> [Short task]
Skip every image and restate the data word for word.

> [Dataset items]
══════════

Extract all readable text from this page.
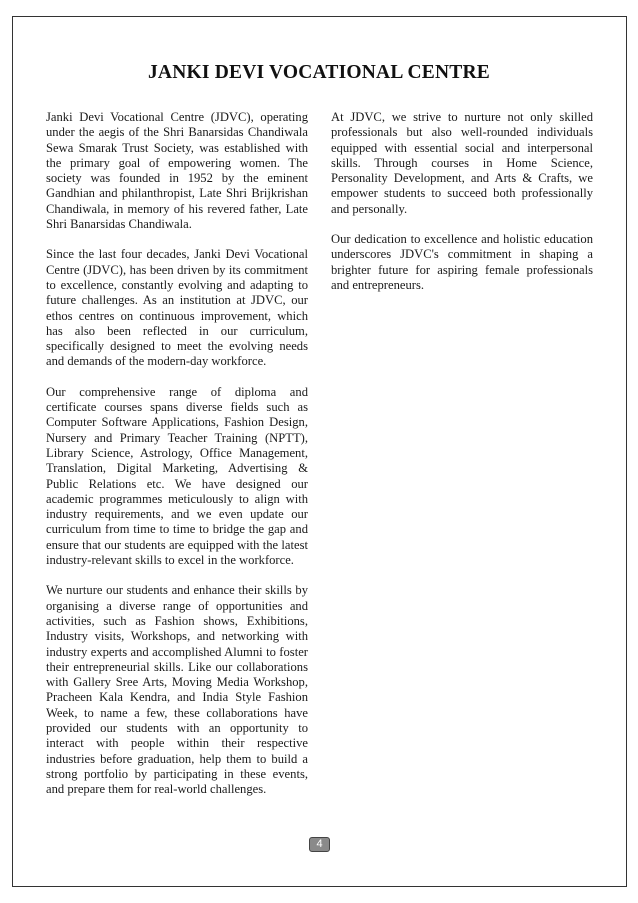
JANKI DEVI VOCATIONAL CENTRE

Janki Devi Vocational Centre (JDVC), operating under the aegis of the Shri Banarsidas Chandiwala Sewa Smarak Trust Society, was established with the primary goal of empowering women. The society was founded in 1952 by the eminent Gandhian and philanthropist, Late Shri Brijkrishan Chandiwala, in memory of his revered father, Late Shri Banarsidas Chandiwala.

Since the last four decades, Janki Devi Vocational Centre (JDVC), has been driven by its commitment to excellence, constantly evolving and adapting to future challenges. As an institution at JDVC, our ethos centres on continuous improvement, which has also been reflected in our curriculum, specifically designed to meet the evolving needs and demands of the modern-day workforce.

Our comprehensive range of diploma and certificate courses spans diverse fields such as Computer Software Applications, Fashion Design, Nursery and Primary Teacher Training (NPTT), Library Science, Astrology, Office Management, Translation, Digital Marketing, Advertising & Public Relations etc. We have designed our academic programmes meticulously to align with industry requirements, and we even update our curriculum from time to time to bridge the gap and ensure that our students are equipped with the latest industry-relevant skills to excel in the workforce.

We nurture our students and enhance their skills by organising a diverse range of opportunities and activities, such as Fashion shows, Exhibitions, Industry visits, Workshops, and networking with industry experts and accomplished Alumni to foster their entrepreneurial skills. Like our collaborations with Gallery Sree Arts, Moving Media Workshop, Pracheen Kala Kendra, and India Style Fashion Week, to name a few, these collaborations have provided our students with an opportunity to interact with people within their respective industries before graduation, help them to build a strong portfolio by participating in these events, and prepare them for real-world challenges.

At JDVC, we strive to nurture not only skilled professionals but also well-rounded individuals equipped with essential social and interpersonal skills. Through courses in Home Science, Personality Development, and Arts & Crafts, we empower students to succeed both professionally and personally.

Our dedication to excellence and holistic education underscores JDVC's commitment in shaping a brighter future for aspiring female professionals and entrepreneurs.

4
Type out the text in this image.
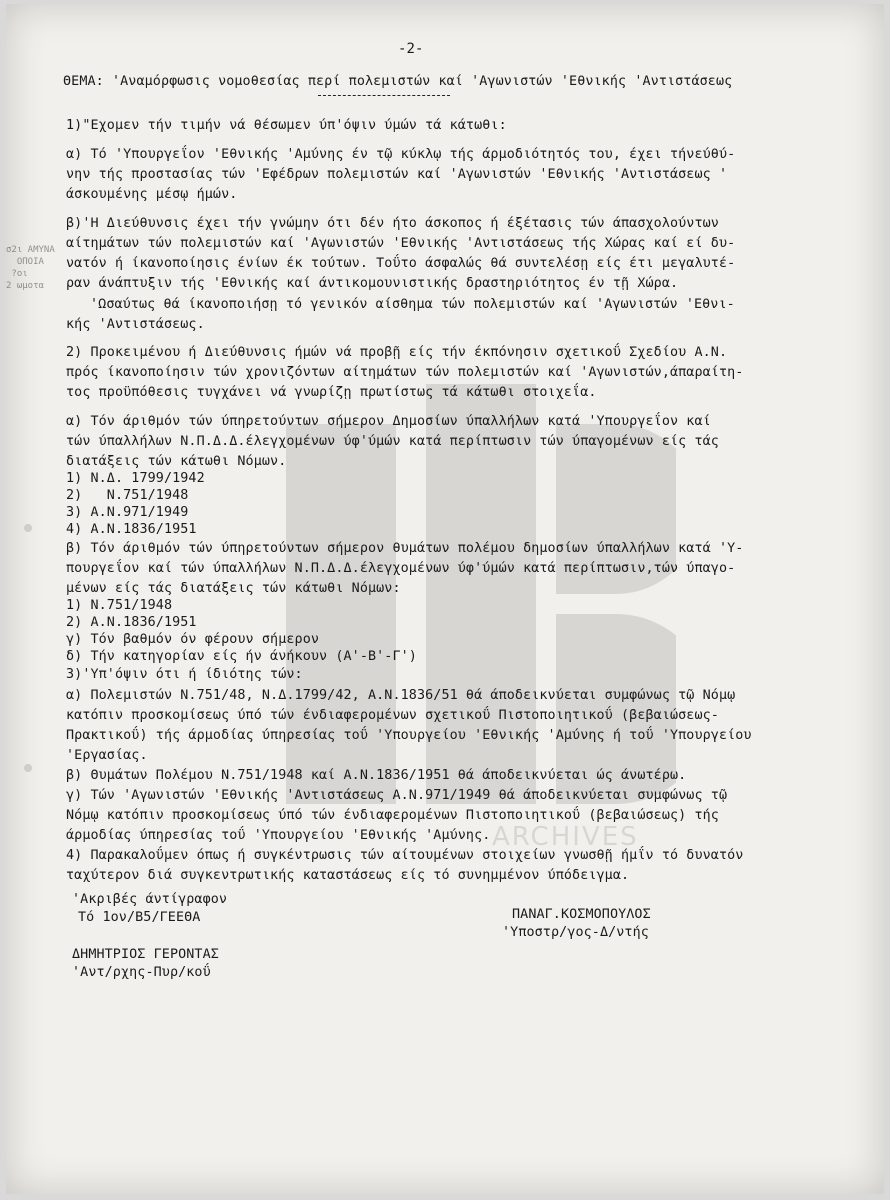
ARCHIVES
σ2ι ΑΜΥΝΑ
ΟΠΟΙΑ
?οι
2 ωμοτα
-2-
ΘΕΜΑ: 'Αναμόρφωσις νομοθεσίας περί πολεμιστών καί 'Αγωνιστών 'Εθνικής 'Αντιστάσεως
1)"Εχομεν τήν τιμήν νά θέσωμεν ύπ'όψιν ύμών τά κάτωθι:
α) Τό 'Υπουργεΐον 'Εθνικής 'Αμύνης έν τῷ κύκλῳ τής άρμοδιότητός του, έχει τήνεύθύ-
νην τής προστασίας τών 'Εφέδρων πολεμιστών καί 'Αγωνιστών 'Εθνικής 'Αντιστάσεως '
άσκουμένης μέσῳ ήμών.
β)'Η Διεύθυνσις έχει τήν γνώμην ότι δέν ήτο άσκοπος ή έξέτασις τών άπασχολούντων
αίτημάτων τών πολεμιστών καί 'Αγωνιστών 'Εθνικής 'Αντιστάσεως τής Χώρας καί εί δυ-
νατόν ή ίκανοποίησις ένίων έκ τούτων. Τοΰτο άσφαλώς θά συντελέσῃ είς έτι μεγαλυτέ-
ραν άνάπτυξιν τής 'Εθνικής καί άντικομουνιστικής δραστηριότητος έν τῇ Χώρα.
'Ωσαύτως θά ίκανοποιήσῃ τό γενικόν αίσθημα τών πολεμιστών καί 'Αγωνιστών 'Εθνι-
κής 'Αντιστάσεως.
2) Προκειμένου ή Διεύθυνσις ήμών νά προβῇ είς τήν έκπόνησιν σχετικοΰ Σχεδίου Α.Ν.
πρός ίκανοποίησιν τών χρονιζόντων αίτημάτων τών πολεμιστών καί 'Αγωνιστών,άπαραίτη-
τος προϋπόθεσις τυγχάνει νά γνωρίζῃ πρωτίστως τά κάτωθι στοιχεΐα.
α) Τόν άριθμόν τών ύπηρετούντων σήμερον Δημοσίων ύπαλλήλων κατά 'Υπουργεΐον καί
τών ύπαλλήλων Ν.Π.Δ.Δ.έλεγχομένων ύφ'ύμών κατά περίπτωσιν τών ύπαγομένων είς τάς
διατάξεις τών κάτωθι Νόμων.
1) Ν.Δ. 1799/1942
2)   Ν.751/1948
3) Α.Ν.971/1949
4) Α.Ν.1836/1951
β) Τόν άριθμόν τών ύπηρετούντων σήμερον θυμάτων πολέμου δημοσίων ύπαλλήλων κατά 'Υ-
πουργεΐον καί τών ύπαλλήλων Ν.Π.Δ.Δ.έλεγχομένων ύφ'ύμών κατά περίπτωσιν,τών ύπαγο-
μένων είς τάς διατάξεις τών κάτωθι Νόμων:
1) Ν.751/1948
2) Α.Ν.1836/1951
γ) Τόν βαθμόν όν φέρουν σήμερον
δ) Τήν κατηγορίαν είς ήν άνήκουν (Α'-Β'-Γ')
3)'Υπ'όψιν ότι ή ίδιότης τών:
α) Πολεμιστών Ν.751/48, Ν.Δ.1799/42, Α.Ν.1836/51 θά άποδεικνύεται συμφώνως τῷ Νόμῳ
κατόπιν προσκομίσεως ύπό τών ένδιαφερομένων σχετικοΰ Πιστοποιητικοΰ (βεβαιώσεως-
Πρακτικοΰ) τής άρμοδίας ύπηρεσίας τοΰ 'Υπουργείου 'Εθνικής 'Αμύνης ή τοΰ 'Υπουργείου
'Εργασίας.
β) Θυμάτων Πολέμου Ν.751/1948 καί Α.Ν.1836/1951 θά άποδεικνύεται ώς άνωτέρω.
γ) Τών 'Αγωνιστών 'Εθνικής 'Αντιστάσεως Α.Ν.971/1949 θά άποδεικνύεται συμφώνως τῷ
Νόμῳ κατόπιν προσκομίσεως ύπό τών ένδιαφερομένων Πιστοποιητικοΰ (βεβαιώσεως) τής
άρμοδίας ύπηρεσίας τοΰ 'Υπουργείου 'Εθνικής 'Αμύνης.
4) Παρακαλοΰμεν όπως ή συγκέντρωσις τών αίτουμένων στοιχείων γνωσθῇ ήμΐν τό δυνατόν
ταχύτερον διά συγκεντρωτικής καταστάσεως είς τό συνημμένον ύπόδειγμα.
'Ακριβές άντίγραφον
Τό 1ον/Β5/ΓΕΕΘΑ	ΠΑΝΑΓ.ΚΟΣΜΟΠΟΥΛΟΣ
'Υποστρ/γος-Δ/ντής
ΔΗΜΗΤΡΙΟΣ ΓΕΡΟΝΤΑΣ
'Αντ/ρχης-Πυρ/κοΰ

══════════

> [Problem solution]
Extract all readable text from this page.
JANKI DEVI VOCATIONAL CENTRE

Janki Devi Vocational Centre (JDVC), operating under the aegis of the Shri Banarsidas Chandiwala Sewa Smarak Trust Society, was established with the primary goal of empowering women. The society was founded in 1952 by the eminent Gandhian and philanthropist, Late Shri Brijkrishan Chandiwala, in memory of his revered father, Late Shri Banarsidas Chandiwala.

Since the last four decades, Janki Devi Vocational Centre (JDVC), has been driven by its commitment to excellence, constantly evolving and adapting to future challenges. As an institution at JDVC, our ethos centres on continuous improvement, which has also been reflected in our curriculum, specifically designed to meet the evolving needs and demands of the modern-day workforce.

Our comprehensive range of diploma and certificate courses spans diverse fields such as Computer Software Applications, Fashion Design, Nursery and Primary Teacher Training (NPTT), Library Science, Astrology, Office Management, Translation, Digital Marketing, Advertising & Public Relations etc. We have designed our academic programmes meticulously to align with industry requirements, and we even update our curriculum from time to time to bridge the gap and ensure that our students are equipped with the latest industry-relevant skills to excel in the workforce.

We nurture our students and enhance their skills by organising a diverse range of opportunities and activities, such as Fashion shows, Exhibitions, Industry visits, Workshops, and networking with industry experts and accomplished Alumni to foster their entrepreneurial skills. Like our collaborations with Gallery Sree Arts, Moving Media Workshop, Pracheen Kala Kendra, and India Style Fashion Week, to name a few, these collaborations have provided our students with an opportunity to interact with people within their respective industries before graduation, help them to build a strong portfolio by participating in these events, and prepare them for real-world challenges.

At JDVC, we strive to nurture not only skilled professionals but also well-rounded individuals equipped with essential social and interpersonal skills. Through courses in Home Science, Personality Development, and Arts & Crafts, we empower students to succeed both professionally and personally.

Our dedication to excellence and holistic education underscores JDVC's commitment in shaping a brighter future for aspiring female professionals and entrepreneurs.

4
Type out the text in this image.
ARCHIVES
σ2ι ΑΜΥΝΑ
ΟΠΟΙΑ
?οι
2 ωμοτα
-2-
ΘΕΜΑ: 'Αναμόρφωσις νομοθεσίας περί πολεμιστών καί 'Αγωνιστών 'Εθνικής 'Αντιστάσεως
1)"Εχομεν τήν τιμήν νά θέσωμεν ύπ'όψιν ύμών τά κάτωθι:
α) Τό 'Υπουργεΐον 'Εθνικής 'Αμύνης έν τῷ κύκλῳ τής άρμοδιότητός του, έχει τήνεύθύ-
νην τής προστασίας τών 'Εφέδρων πολεμιστών καί 'Αγωνιστών 'Εθνικής 'Αντιστάσεως '
άσκουμένης μέσῳ ήμών.
β)'Η Διεύθυνσις έχει τήν γνώμην ότι δέν ήτο άσκοπος ή έξέτασις τών άπασχολούντων
αίτημάτων τών πολεμιστών καί 'Αγωνιστών 'Εθνικής 'Αντιστάσεως τής Χώρας καί εί δυ-
νατόν ή ίκανοποίησις ένίων έκ τούτων. Τοΰτο άσφαλώς θά συντελέσῃ είς έτι μεγαλυτέ-
ραν άνάπτυξιν τής 'Εθνικής καί άντικομουνιστικής δραστηριότητος έν τῇ Χώρα.
'Ωσαύτως θά ίκανοποιήσῃ τό γενικόν αίσθημα τών πολεμιστών καί 'Αγωνιστών 'Εθνι-
κής 'Αντιστάσεως.
2) Προκειμένου ή Διεύθυνσις ήμών νά προβῇ είς τήν έκπόνησιν σχετικοΰ Σχεδίου Α.Ν.
πρός ίκανοποίησιν τών χρονιζόντων αίτημάτων τών πολεμιστών καί 'Αγωνιστών,άπαραίτη-
τος προϋπόθεσις τυγχάνει νά γνωρίζῃ πρωτίστως τά κάτωθι στοιχεΐα.
α) Τόν άριθμόν τών ύπηρετούντων σήμερον Δημοσίων ύπαλλήλων κατά 'Υπουργεΐον καί
τών ύπαλλήλων Ν.Π.Δ.Δ.έλεγχομένων ύφ'ύμών κατά περίπτωσιν τών ύπαγομένων είς τάς
διατάξεις τών κάτωθι Νόμων.
1) Ν.Δ. 1799/1942
2)   Ν.751/1948
3) Α.Ν.971/1949
4) Α.Ν.1836/1951
β) Τόν άριθμόν τών ύπηρετούντων σήμερον θυμάτων πολέμου δημοσίων ύπαλλήλων κατά 'Υ-
πουργεΐον καί τών ύπαλλήλων Ν.Π.Δ.Δ.έλεγχομένων ύφ'ύμών κατά περίπτωσιν,τών ύπαγο-
μένων είς τάς διατάξεις τών κάτωθι Νόμων:
1) Ν.751/1948
2) Α.Ν.1836/1951
γ) Τόν βαθμόν όν φέρουν σήμερον
δ) Τήν κατηγορίαν είς ήν άνήκουν (Α'-Β'-Γ')
3)'Υπ'όψιν ότι ή ίδιότης τών:
α) Πολεμιστών Ν.751/48, Ν.Δ.1799/42, Α.Ν.1836/51 θά άποδεικνύεται συμφώνως τῷ Νόμῳ
κατόπιν προσκομίσεως ύπό τών ένδιαφερομένων σχετικοΰ Πιστοποιητικοΰ (βεβαιώσεως-
Πρακτικοΰ) τής άρμοδίας ύπηρεσίας τοΰ 'Υπουργείου 'Εθνικής 'Αμύνης ή τοΰ 'Υπουργείου
'Εργασίας.
β) Θυμάτων Πολέμου Ν.751/1948 καί Α.Ν.1836/1951 θά άποδεικνύεται ώς άνωτέρω.
γ) Τών 'Αγωνιστών 'Εθνικής 'Αντιστάσεως Α.Ν.971/1949 θά άποδεικνύεται συμφώνως τῷ
Νόμῳ κατόπιν προσκομίσεως ύπό τών ένδιαφερομένων Πιστοποιητικοΰ (βεβαιώσεως) τής
άρμοδίας ύπηρεσίας τοΰ 'Υπουργείου 'Εθνικής 'Αμύνης.
4) Παρακαλοΰμεν όπως ή συγκέντρωσις τών αίτουμένων στοιχείων γνωσθῇ ήμΐν τό δυνατόν
ταχύτερον διά συγκεντρωτικής καταστάσεως είς τό συνημμένον ύπόδειγμα.
'Ακριβές άντίγραφον
Τό 1ον/Β5/ΓΕΕΘΑ	ΠΑΝΑΓ.ΚΟΣΜΟΠΟΥΛΟΣ
'Υποστρ/γος-Δ/ντής
ΔΗΜΗΤΡΙΟΣ ΓΕΡΟΝΤΑΣ
'Αντ/ρχης-Πυρ/κοΰ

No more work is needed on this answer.